== INPUT FOR THIS TASK ==
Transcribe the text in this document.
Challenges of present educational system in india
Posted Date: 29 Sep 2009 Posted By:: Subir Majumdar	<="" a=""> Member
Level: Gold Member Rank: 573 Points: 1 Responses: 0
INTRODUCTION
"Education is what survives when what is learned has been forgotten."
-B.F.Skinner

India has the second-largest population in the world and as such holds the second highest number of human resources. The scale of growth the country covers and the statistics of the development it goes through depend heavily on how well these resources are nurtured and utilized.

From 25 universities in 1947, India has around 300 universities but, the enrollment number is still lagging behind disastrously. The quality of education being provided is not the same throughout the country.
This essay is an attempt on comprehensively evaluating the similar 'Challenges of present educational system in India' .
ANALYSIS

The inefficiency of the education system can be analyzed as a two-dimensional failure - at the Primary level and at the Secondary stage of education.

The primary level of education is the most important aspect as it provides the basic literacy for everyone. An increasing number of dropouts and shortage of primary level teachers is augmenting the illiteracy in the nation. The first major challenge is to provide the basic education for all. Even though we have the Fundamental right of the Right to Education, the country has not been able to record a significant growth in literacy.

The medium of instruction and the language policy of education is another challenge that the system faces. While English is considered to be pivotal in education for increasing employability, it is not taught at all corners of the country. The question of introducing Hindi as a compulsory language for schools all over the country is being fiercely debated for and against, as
===
◆ GIVEN EXERCISE:
Write the listing out again, exactly as shown above.

◆ ANSWER TO THIS EXERCISE:
Transcribe the text in this document.
Challenges of present educational system in india
Posted Date: 29 Sep 2009 Posted By:: Subir Majumdar	<="" a=""> Member
Level: Gold Member Rank: 573 Points: 1 Responses: 0
INTRODUCTION
"Education is what survives when what is learned has been forgotten."
-B.F.Skinner

India has the second-largest population in the world and as such holds the second highest number of human resources. The scale of growth the country covers and the statistics of the development it goes through depend heavily on how well these resources are nurtured and utilized.

From 25 universities in 1947, India has around 300 universities but, the enrollment number is still lagging behind disastrously. The quality of education being provided is not the same throughout the country.
This essay is an attempt on comprehensively evaluating the similar 'Challenges of present educational system in India' .
ANALYSIS

The inefficiency of the education system can be analyzed as a two-dimensional failure - at the Primary level and at the Secondary stage of education.

The primary level of education is the most important aspect as it provides the basic literacy for everyone. An increasing number of dropouts and shortage of primary level teachers is augmenting the illiteracy in the nation. The first major challenge is to provide the basic education for all. Even though we have the Fundamental right of the Right to Education, the country has not been able to record a significant growth in literacy.

The medium of instruction and the language policy of education is another challenge that the system faces. While English is considered to be pivotal in education for increasing employability, it is not taught at all corners of the country. The question of introducing Hindi as a compulsory language for schools all over the country is being fiercely debated for and against, as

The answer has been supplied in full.